■ **WHAT IS NEEDED**:
Please transcribe the records precisely; pictures stay out of your copy.

--- Start TASK MATERIAL ---

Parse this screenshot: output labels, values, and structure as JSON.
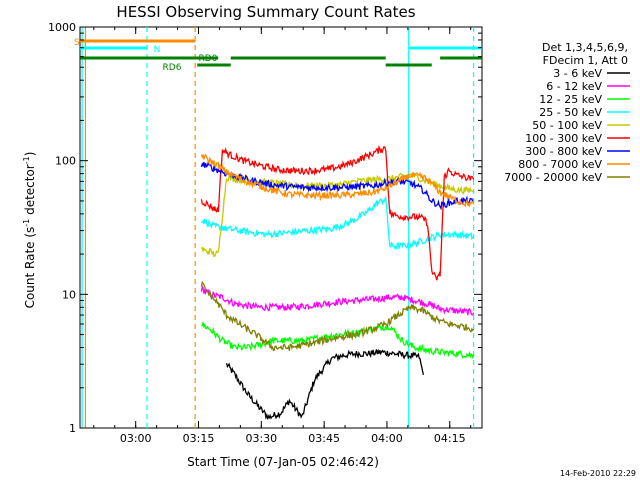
{
  "chart_data": {
    "type": "line",
    "title": "HESSI Observing Summary Count Rates",
    "xlabel": "Start Time (07-Jan-05 02:46:42)",
    "ylabel_main": "Count Rate (s",
    "ylabel_sup1": "-1",
    "ylabel_mid": " detector",
    "ylabel_sup2": "-1",
    "ylabel_end": ")",
    "xlim_minutes": [
      0,
      96
    ],
    "ylim": [
      1,
      1000
    ],
    "yscale": "log",
    "x_ticks": [
      {
        "minute": 13.3,
        "label": "03:00"
      },
      {
        "minute": 28.3,
        "label": "03:15"
      },
      {
        "minute": 43.3,
        "label": "03:30"
      },
      {
        "minute": 58.3,
        "label": "03:45"
      },
      {
        "minute": 73.3,
        "label": "04:00"
      },
      {
        "minute": 88.3,
        "label": "04:15"
      }
    ],
    "y_ticks": [
      {
        "value": 1,
        "label": "1"
      },
      {
        "value": 10,
        "label": "10"
      },
      {
        "value": 100,
        "label": "100"
      },
      {
        "value": 1000,
        "label": "1000"
      }
    ],
    "legend_header": [
      "Det 1,3,4,5,6,9,",
      "FDecim 1, Att 0"
    ],
    "series": [
      {
        "name": "3 - 6 keV",
        "color": "#000000",
        "x": [
          35,
          37,
          40,
          43,
          45,
          48,
          50,
          53,
          56,
          60,
          63,
          66,
          69,
          72,
          75,
          78,
          81,
          82
        ],
        "y": [
          3.0,
          2.5,
          1.8,
          1.4,
          1.2,
          1.3,
          1.6,
          1.2,
          2.3,
          3.3,
          3.5,
          3.6,
          3.6,
          3.7,
          3.6,
          3.5,
          3.4,
          2.5
        ]
      },
      {
        "name": "6 - 12 keV",
        "color": "#ff00ff",
        "x": [
          29,
          31,
          34,
          37,
          40,
          43,
          46,
          50,
          54,
          58,
          62,
          66,
          70,
          74,
          77,
          80,
          83,
          86,
          90,
          94
        ],
        "y": [
          11,
          10,
          9.5,
          8.5,
          8.2,
          8.0,
          8.0,
          8.0,
          8.2,
          8.5,
          8.8,
          9.0,
          9.2,
          9.5,
          9.5,
          9.0,
          8.5,
          7.8,
          7.5,
          7.3
        ]
      },
      {
        "name": "12 - 25 keV",
        "color": "#00ff00",
        "x": [
          29,
          31,
          34,
          37,
          40,
          43,
          46,
          50,
          54,
          58,
          62,
          66,
          70,
          74,
          77,
          80,
          83,
          86,
          90,
          94
        ],
        "y": [
          6.0,
          5.5,
          4.5,
          4.0,
          4.0,
          4.2,
          4.5,
          4.5,
          4.5,
          4.8,
          5.0,
          5.2,
          5.5,
          5.8,
          4.5,
          4.0,
          3.8,
          3.7,
          3.6,
          3.5
        ]
      },
      {
        "name": "25 - 50 keV",
        "color": "#00ffff",
        "x": [
          29,
          30,
          32,
          33,
          35,
          38,
          41,
          45,
          50,
          55,
          60,
          64,
          68,
          71,
          73,
          74,
          77,
          80,
          83,
          86,
          90,
          94
        ],
        "y": [
          36,
          35,
          32,
          32,
          31,
          30,
          29,
          28,
          29,
          30,
          31,
          34,
          40,
          48,
          52,
          23,
          23,
          24,
          26,
          28,
          28,
          27
        ]
      },
      {
        "name": "50 - 100 keV",
        "color": "#c8c800",
        "x": [
          29,
          30,
          31,
          32,
          33,
          35,
          38,
          42,
          46,
          50,
          54,
          58,
          62,
          66,
          70,
          73,
          74,
          76,
          79,
          82,
          85,
          88,
          91,
          94
        ],
        "y": [
          22,
          21,
          21,
          20,
          20,
          75,
          72,
          70,
          68,
          66,
          65,
          65,
          66,
          70,
          72,
          73,
          73,
          75,
          78,
          72,
          66,
          62,
          60,
          60
        ]
      },
      {
        "name": "100 - 300 keV",
        "color": "#ff0000",
        "x": [
          29,
          30,
          31,
          32,
          33,
          34,
          36,
          39,
          43,
          47,
          51,
          55,
          59,
          63,
          66,
          69,
          72,
          73,
          74,
          77,
          80,
          82,
          83,
          84,
          85,
          86,
          87,
          88,
          90,
          94
        ],
        "y": [
          50,
          48,
          46,
          44,
          42,
          120,
          110,
          100,
          92,
          86,
          84,
          84,
          86,
          92,
          100,
          110,
          122,
          125,
          40,
          38,
          38,
          37,
          34,
          15,
          13,
          14,
          75,
          84,
          78,
          72
        ]
      },
      {
        "name": "300 - 800 keV",
        "color": "#0000ff",
        "x": [
          29,
          31,
          33,
          35,
          38,
          42,
          46,
          50,
          54,
          58,
          62,
          66,
          70,
          73,
          76,
          79,
          82,
          84,
          86,
          88,
          90,
          92,
          94
        ],
        "y": [
          95,
          90,
          85,
          80,
          75,
          70,
          66,
          64,
          63,
          63,
          63,
          64,
          65,
          68,
          70,
          68,
          60,
          50,
          46,
          48,
          50,
          50,
          49
        ]
      },
      {
        "name": "800 - 7000 keV",
        "color": "#ff8c00",
        "x": [
          29,
          31,
          33,
          35,
          38,
          42,
          46,
          50,
          54,
          58,
          62,
          66,
          70,
          73,
          76,
          79,
          82,
          84,
          86,
          88,
          90,
          92,
          94
        ],
        "y": [
          110,
          100,
          92,
          82,
          74,
          66,
          60,
          56,
          55,
          55,
          55,
          56,
          58,
          62,
          70,
          78,
          75,
          68,
          58,
          54,
          50,
          48,
          47
        ]
      },
      {
        "name": "7000 - 20000 keV",
        "color": "#808000",
        "x": [
          29,
          31,
          33,
          35,
          38,
          42,
          46,
          50,
          54,
          58,
          62,
          66,
          70,
          73,
          76,
          79,
          82,
          85,
          88,
          91,
          94
        ],
        "y": [
          12,
          10,
          8.5,
          7.0,
          6.0,
          5.0,
          4.0,
          4.0,
          4.2,
          4.5,
          4.8,
          5.0,
          5.5,
          6.0,
          7.0,
          8.0,
          7.5,
          6.5,
          6.0,
          5.8,
          5.5
        ]
      }
    ],
    "flag_bars": [
      {
        "label": "S",
        "color": "#ff8c00",
        "segments": [
          [
            0,
            27.5
          ]
        ]
      },
      {
        "label": "N",
        "color": "#00ffff",
        "segments": [
          [
            0,
            16
          ],
          [
            78.5,
            96
          ]
        ]
      },
      {
        "label": "RD0",
        "color": "#008000",
        "segments": [
          [
            0,
            33
          ],
          [
            36,
            73
          ],
          [
            86,
            96
          ]
        ]
      },
      {
        "label": "RD6",
        "color": "#008000",
        "segments": [
          [
            28,
            36
          ],
          [
            73,
            84
          ]
        ]
      }
    ],
    "vertical_markers": [
      {
        "minute": 0.5,
        "color": "#00ffff",
        "style": "solid"
      },
      {
        "minute": 1.3,
        "color": "#ff8c00",
        "style": "solid"
      },
      {
        "minute": 16.0,
        "color": "#00ffff",
        "style": "dashed"
      },
      {
        "minute": 27.5,
        "color": "#ff8c00",
        "style": "dashed"
      },
      {
        "minute": 78.5,
        "color": "#00ffff",
        "style": "solid"
      },
      {
        "minute": 94.0,
        "color": "#00ffff",
        "style": "dashed"
      }
    ]
  },
  "footer": {
    "timestamp": "14-Feb-2010 22:29"
  }
}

--- End TASK MATERIAL ---

■ **TASK RESULT**:
Parse this screenshot: output labels, values, and structure as JSON.
{
  "chart_data": {
    "type": "line",
    "title": "HESSI Observing Summary Count Rates",
    "xlabel": "Start Time (07-Jan-05 02:46:42)",
    "ylabel_main": "Count Rate (s",
    "ylabel_sup1": "-1",
    "ylabel_mid": " detector",
    "ylabel_sup2": "-1",
    "ylabel_end": ")",
    "xlim_minutes": [
      0,
      96
    ],
    "ylim": [
      1,
      1000
    ],
    "yscale": "log",
    "x_ticks": [
      {
        "minute": 13.3,
        "label": "03:00"
      },
      {
        "minute": 28.3,
        "label": "03:15"
      },
      {
        "minute": 43.3,
        "label": "03:30"
      },
      {
        "minute": 58.3,
        "label": "03:45"
      },
      {
        "minute": 73.3,
        "label": "04:00"
      },
      {
        "minute": 88.3,
        "label": "04:15"
      }
    ],
    "y_ticks": [
      {
        "value": 1,
        "label": "1"
      },
      {
        "value": 10,
        "label": "10"
      },
      {
        "value": 100,
        "label": "100"
      },
      {
        "value": 1000,
        "label": "1000"
      }
    ],
    "legend_header": [
      "Det 1,3,4,5,6,9,",
      "FDecim 1, Att 0"
    ],
    "series": [
      {
        "name": "3 - 6 keV",
        "color": "#000000",
        "x": [
          35,
          37,
          40,
          43,
          45,
          48,
          50,
          53,
          56,
          60,
          63,
          66,
          69,
          72,
          75,
          78,
          81,
          82
        ],
        "y": [
          3.0,
          2.5,
          1.8,
          1.4,
          1.2,
          1.3,
          1.6,
          1.2,
          2.3,
          3.3,
          3.5,
          3.6,
          3.6,
          3.7,
          3.6,
          3.5,
          3.4,
          2.5
        ]
      },
      {
        "name": "6 - 12 keV",
        "color": "#ff00ff",
        "x": [
          29,
          31,
          34,
          37,
          40,
          43,
          46,
          50,
          54,
          58,
          62,
          66,
          70,
          74,
          77,
          80,
          83,
          86,
          90,
          94
        ],
        "y": [
          11,
          10,
          9.5,
          8.5,
          8.2,
          8.0,
          8.0,
          8.0,
          8.2,
          8.5,
          8.8,
          9.0,
          9.2,
          9.5,
          9.5,
          9.0,
          8.5,
          7.8,
          7.5,
          7.3
        ]
      },
      {
        "name": "12 - 25 keV",
        "color": "#00ff00",
        "x": [
          29,
          31,
          34,
          37,
          40,
          43,
          46,
          50,
          54,
          58,
          62,
          66,
          70,
          74,
          77,
          80,
          83,
          86,
          90,
          94
        ],
        "y": [
          6.0,
          5.5,
          4.5,
          4.0,
          4.0,
          4.2,
          4.5,
          4.5,
          4.5,
          4.8,
          5.0,
          5.2,
          5.5,
          5.8,
          4.5,
          4.0,
          3.8,
          3.7,
          3.6,
          3.5
        ]
      },
      {
        "name": "25 - 50 keV",
        "color": "#00ffff",
        "x": [
          29,
          30,
          32,
          33,
          35,
          38,
          41,
          45,
          50,
          55,
          60,
          64,
          68,
          71,
          73,
          74,
          77,
          80,
          83,
          86,
          90,
          94
        ],
        "y": [
          36,
          35,
          32,
          32,
          31,
          30,
          29,
          28,
          29,
          30,
          31,
          34,
          40,
          48,
          52,
          23,
          23,
          24,
          26,
          28,
          28,
          27
        ]
      },
      {
        "name": "50 - 100 keV",
        "color": "#c8c800",
        "x": [
          29,
          30,
          31,
          32,
          33,
          35,
          38,
          42,
          46,
          50,
          54,
          58,
          62,
          66,
          70,
          73,
          74,
          76,
          79,
          82,
          85,
          88,
          91,
          94
        ],
        "y": [
          22,
          21,
          21,
          20,
          20,
          75,
          72,
          70,
          68,
          66,
          65,
          65,
          66,
          70,
          72,
          73,
          73,
          75,
          78,
          72,
          66,
          62,
          60,
          60
        ]
      },
      {
        "name": "100 - 300 keV",
        "color": "#ff0000",
        "x": [
          29,
          30,
          31,
          32,
          33,
          34,
          36,
          39,
          43,
          47,
          51,
          55,
          59,
          63,
          66,
          69,
          72,
          73,
          74,
          77,
          80,
          82,
          83,
          84,
          85,
          86,
          87,
          88,
          90,
          94
        ],
        "y": [
          50,
          48,
          46,
          44,
          42,
          120,
          110,
          100,
          92,
          86,
          84,
          84,
          86,
          92,
          100,
          110,
          122,
          125,
          40,
          38,
          38,
          37,
          34,
          15,
          13,
          14,
          75,
          84,
          78,
          72
        ]
      },
      {
        "name": "300 - 800 keV",
        "color": "#0000ff",
        "x": [
          29,
          31,
          33,
          35,
          38,
          42,
          46,
          50,
          54,
          58,
          62,
          66,
          70,
          73,
          76,
          79,
          82,
          84,
          86,
          88,
          90,
          92,
          94
        ],
        "y": [
          95,
          90,
          85,
          80,
          75,
          70,
          66,
          64,
          63,
          63,
          63,
          64,
          65,
          68,
          70,
          68,
          60,
          50,
          46,
          48,
          50,
          50,
          49
        ]
      },
      {
        "name": "800 - 7000 keV",
        "color": "#ff8c00",
        "x": [
          29,
          31,
          33,
          35,
          38,
          42,
          46,
          50,
          54,
          58,
          62,
          66,
          70,
          73,
          76,
          79,
          82,
          84,
          86,
          88,
          90,
          92,
          94
        ],
        "y": [
          110,
          100,
          92,
          82,
          74,
          66,
          60,
          56,
          55,
          55,
          55,
          56,
          58,
          62,
          70,
          78,
          75,
          68,
          58,
          54,
          50,
          48,
          47
        ]
      },
      {
        "name": "7000 - 20000 keV",
        "color": "#808000",
        "x": [
          29,
          31,
          33,
          35,
          38,
          42,
          46,
          50,
          54,
          58,
          62,
          66,
          70,
          73,
          76,
          79,
          82,
          85,
          88,
          91,
          94
        ],
        "y": [
          12,
          10,
          8.5,
          7.0,
          6.0,
          5.0,
          4.0,
          4.0,
          4.2,
          4.5,
          4.8,
          5.0,
          5.5,
          6.0,
          7.0,
          8.0,
          7.5,
          6.5,
          6.0,
          5.8,
          5.5
        ]
      }
    ],
    "flag_bars": [
      {
        "label": "S",
        "color": "#ff8c00",
        "segments": [
          [
            0,
            27.5
          ]
        ]
      },
      {
        "label": "N",
        "color": "#00ffff",
        "segments": [
          [
            0,
            16
          ],
          [
            78.5,
            96
          ]
        ]
      },
      {
        "label": "RD0",
        "color": "#008000",
        "segments": [
          [
            0,
            33
          ],
          [
            36,
            73
          ],
          [
            86,
            96
          ]
        ]
      },
      {
        "label": "RD6",
        "color": "#008000",
        "segments": [
          [
            28,
            36
          ],
          [
            73,
            84
          ]
        ]
      }
    ],
    "vertical_markers": [
      {
        "minute": 0.5,
        "color": "#00ffff",
        "style": "solid"
      },
      {
        "minute": 1.3,
        "color": "#ff8c00",
        "style": "solid"
      },
      {
        "minute": 16.0,
        "color": "#00ffff",
        "style": "dashed"
      },
      {
        "minute": 27.5,
        "color": "#ff8c00",
        "style": "dashed"
      },
      {
        "minute": 78.5,
        "color": "#00ffff",
        "style": "solid"
      },
      {
        "minute": 94.0,
        "color": "#00ffff",
        "style": "dashed"
      }
    ]
  },
  "footer": {
    "timestamp": "14-Feb-2010 22:29"
  }
}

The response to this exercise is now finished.